━━━━━ PROVIDED DATA ━━━━━

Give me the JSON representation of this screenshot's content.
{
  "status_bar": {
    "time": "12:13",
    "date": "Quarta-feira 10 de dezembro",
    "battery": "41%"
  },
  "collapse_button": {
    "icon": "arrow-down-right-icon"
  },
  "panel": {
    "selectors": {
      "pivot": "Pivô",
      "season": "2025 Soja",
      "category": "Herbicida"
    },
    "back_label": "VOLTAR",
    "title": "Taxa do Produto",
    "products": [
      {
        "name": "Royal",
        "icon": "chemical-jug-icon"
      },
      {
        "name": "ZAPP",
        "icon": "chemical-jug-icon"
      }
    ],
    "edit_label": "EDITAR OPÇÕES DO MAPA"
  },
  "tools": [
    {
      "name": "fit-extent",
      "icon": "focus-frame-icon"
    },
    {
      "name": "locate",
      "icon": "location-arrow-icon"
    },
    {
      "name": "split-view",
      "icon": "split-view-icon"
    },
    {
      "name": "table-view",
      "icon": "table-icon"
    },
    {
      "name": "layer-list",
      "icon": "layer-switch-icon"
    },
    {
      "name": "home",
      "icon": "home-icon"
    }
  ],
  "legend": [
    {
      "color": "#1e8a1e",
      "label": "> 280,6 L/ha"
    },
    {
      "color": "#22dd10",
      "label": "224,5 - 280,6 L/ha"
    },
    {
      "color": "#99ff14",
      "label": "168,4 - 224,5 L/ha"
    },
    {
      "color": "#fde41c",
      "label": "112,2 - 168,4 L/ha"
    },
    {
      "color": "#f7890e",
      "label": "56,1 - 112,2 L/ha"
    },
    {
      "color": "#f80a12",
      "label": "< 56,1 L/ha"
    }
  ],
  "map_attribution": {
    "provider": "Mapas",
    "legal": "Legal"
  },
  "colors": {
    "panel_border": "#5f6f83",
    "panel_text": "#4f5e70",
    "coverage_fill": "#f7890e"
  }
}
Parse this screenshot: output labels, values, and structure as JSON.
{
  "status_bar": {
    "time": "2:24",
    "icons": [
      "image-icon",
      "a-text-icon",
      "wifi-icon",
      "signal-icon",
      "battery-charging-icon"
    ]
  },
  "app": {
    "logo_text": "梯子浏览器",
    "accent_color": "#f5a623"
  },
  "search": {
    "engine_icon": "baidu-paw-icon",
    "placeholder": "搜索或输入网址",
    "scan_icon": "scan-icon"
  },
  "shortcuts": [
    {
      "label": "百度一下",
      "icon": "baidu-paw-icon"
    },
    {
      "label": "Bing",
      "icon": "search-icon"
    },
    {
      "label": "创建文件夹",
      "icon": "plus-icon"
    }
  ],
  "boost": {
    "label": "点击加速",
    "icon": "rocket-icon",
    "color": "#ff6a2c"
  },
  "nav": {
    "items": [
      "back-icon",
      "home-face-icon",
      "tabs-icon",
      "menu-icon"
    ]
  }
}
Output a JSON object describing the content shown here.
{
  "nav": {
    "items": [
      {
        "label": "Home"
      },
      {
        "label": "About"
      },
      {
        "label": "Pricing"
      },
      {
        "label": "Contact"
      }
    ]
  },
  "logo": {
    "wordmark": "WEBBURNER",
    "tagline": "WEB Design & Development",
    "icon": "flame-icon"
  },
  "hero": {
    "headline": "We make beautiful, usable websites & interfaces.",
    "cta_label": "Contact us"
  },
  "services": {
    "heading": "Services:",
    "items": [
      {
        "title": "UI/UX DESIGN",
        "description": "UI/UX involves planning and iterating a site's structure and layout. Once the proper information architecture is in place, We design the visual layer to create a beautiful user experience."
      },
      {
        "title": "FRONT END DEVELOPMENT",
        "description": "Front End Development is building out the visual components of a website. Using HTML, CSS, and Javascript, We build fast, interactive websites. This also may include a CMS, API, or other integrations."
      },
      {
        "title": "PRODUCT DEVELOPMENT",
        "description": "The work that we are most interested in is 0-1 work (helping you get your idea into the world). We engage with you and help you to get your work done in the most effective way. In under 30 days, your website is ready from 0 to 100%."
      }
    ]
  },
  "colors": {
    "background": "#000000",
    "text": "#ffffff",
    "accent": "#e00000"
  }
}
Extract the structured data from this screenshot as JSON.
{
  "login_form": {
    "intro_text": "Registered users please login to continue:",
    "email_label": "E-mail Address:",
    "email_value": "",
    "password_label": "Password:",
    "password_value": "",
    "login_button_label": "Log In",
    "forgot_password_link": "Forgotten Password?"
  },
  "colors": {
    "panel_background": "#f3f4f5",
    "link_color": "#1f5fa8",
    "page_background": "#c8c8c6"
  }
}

━━━━━

- [YOUR GOAL]
Using the entries above, please restate each one word for word.

- [OUTPUT BELOW]
Give me the JSON representation of this screenshot's content.
{
  "status_bar": {
    "time": "12:13",
    "date": "Quarta-feira 10 de dezembro",
    "battery": "41%"
  },
  "collapse_button": {
    "icon": "arrow-down-right-icon"
  },
  "panel": {
    "selectors": {
      "pivot": "Pivô",
      "season": "2025 Soja",
      "category": "Herbicida"
    },
    "back_label": "VOLTAR",
    "title": "Taxa do Produto",
    "products": [
      {
        "name": "Royal",
        "icon": "chemical-jug-icon"
      },
      {
        "name": "ZAPP",
        "icon": "chemical-jug-icon"
      }
    ],
    "edit_label": "EDITAR OPÇÕES DO MAPA"
  },
  "tools": [
    {
      "name": "fit-extent",
      "icon": "focus-frame-icon"
    },
    {
      "name": "locate",
      "icon": "location-arrow-icon"
    },
    {
      "name": "split-view",
      "icon": "split-view-icon"
    },
    {
      "name": "table-view",
      "icon": "table-icon"
    },
    {
      "name": "layer-list",
      "icon": "layer-switch-icon"
    },
    {
      "name": "home",
      "icon": "home-icon"
    }
  ],
  "legend": [
    {
      "color": "#1e8a1e",
      "label": "> 280,6 L/ha"
    },
    {
      "color": "#22dd10",
      "label": "224,5 - 280,6 L/ha"
    },
    {
      "color": "#99ff14",
      "label": "168,4 - 224,5 L/ha"
    },
    {
      "color": "#fde41c",
      "label": "112,2 - 168,4 L/ha"
    },
    {
      "color": "#f7890e",
      "label": "56,1 - 112,2 L/ha"
    },
    {
      "color": "#f80a12",
      "label": "< 56,1 L/ha"
    }
  ],
  "map_attribution": {
    "provider": "Mapas",
    "legal": "Legal"
  },
  "colors": {
    "panel_border": "#5f6f83",
    "panel_text": "#4f5e70",
    "coverage_fill": "#f7890e"
  }
}
Parse this screenshot: output labels, values, and structure as JSON.
{
  "status_bar": {
    "time": "2:24",
    "icons": [
      "image-icon",
      "a-text-icon",
      "wifi-icon",
      "signal-icon",
      "battery-charging-icon"
    ]
  },
  "app": {
    "logo_text": "梯子浏览器",
    "accent_color": "#f5a623"
  },
  "search": {
    "engine_icon": "baidu-paw-icon",
    "placeholder": "搜索或输入网址",
    "scan_icon": "scan-icon"
  },
  "shortcuts": [
    {
      "label": "百度一下",
      "icon": "baidu-paw-icon"
    },
    {
      "label": "Bing",
      "icon": "search-icon"
    },
    {
      "label": "创建文件夹",
      "icon": "plus-icon"
    }
  ],
  "boost": {
    "label": "点击加速",
    "icon": "rocket-icon",
    "color": "#ff6a2c"
  },
  "nav": {
    "items": [
      "back-icon",
      "home-face-icon",
      "tabs-icon",
      "menu-icon"
    ]
  }
}
Output a JSON object describing the content shown here.
{
  "nav": {
    "items": [
      {
        "label": "Home"
      },
      {
        "label": "About"
      },
      {
        "label": "Pricing"
      },
      {
        "label": "Contact"
      }
    ]
  },
  "logo": {
    "wordmark": "WEBBURNER",
    "tagline": "WEB Design & Development",
    "icon": "flame-icon"
  },
  "hero": {
    "headline": "We make beautiful, usable websites & interfaces.",
    "cta_label": "Contact us"
  },
  "services": {
    "heading": "Services:",
    "items": [
      {
        "title": "UI/UX DESIGN",
        "description": "UI/UX involves planning and iterating a site's structure and layout. Once the proper information architecture is in place, We design the visual layer to create a beautiful user experience."
      },
      {
        "title": "FRONT END DEVELOPMENT",
        "description": "Front End Development is building out the visual components of a website. Using HTML, CSS, and Javascript, We build fast, interactive websites. This also may include a CMS, API, or other integrations."
      },
      {
        "title": "PRODUCT DEVELOPMENT",
        "description": "The work that we are most interested in is 0-1 work (helping you get your idea into the world). We engage with you and help you to get your work done in the most effective way. In under 30 days, your website is ready from 0 to 100%."
      }
    ]
  },
  "colors": {
    "background": "#000000",
    "text": "#ffffff",
    "accent": "#e00000"
  }
}
Extract the structured data from this screenshot as JSON.
{
  "login_form": {
    "intro_text": "Registered users please login to continue:",
    "email_label": "E-mail Address:",
    "email_value": "",
    "password_label": "Password:",
    "password_value": "",
    "login_button_label": "Log In",
    "forgot_password_link": "Forgotten Password?"
  },
  "colors": {
    "panel_background": "#f3f4f5",
    "link_color": "#1f5fa8",
    "page_background": "#c8c8c6"
  }
}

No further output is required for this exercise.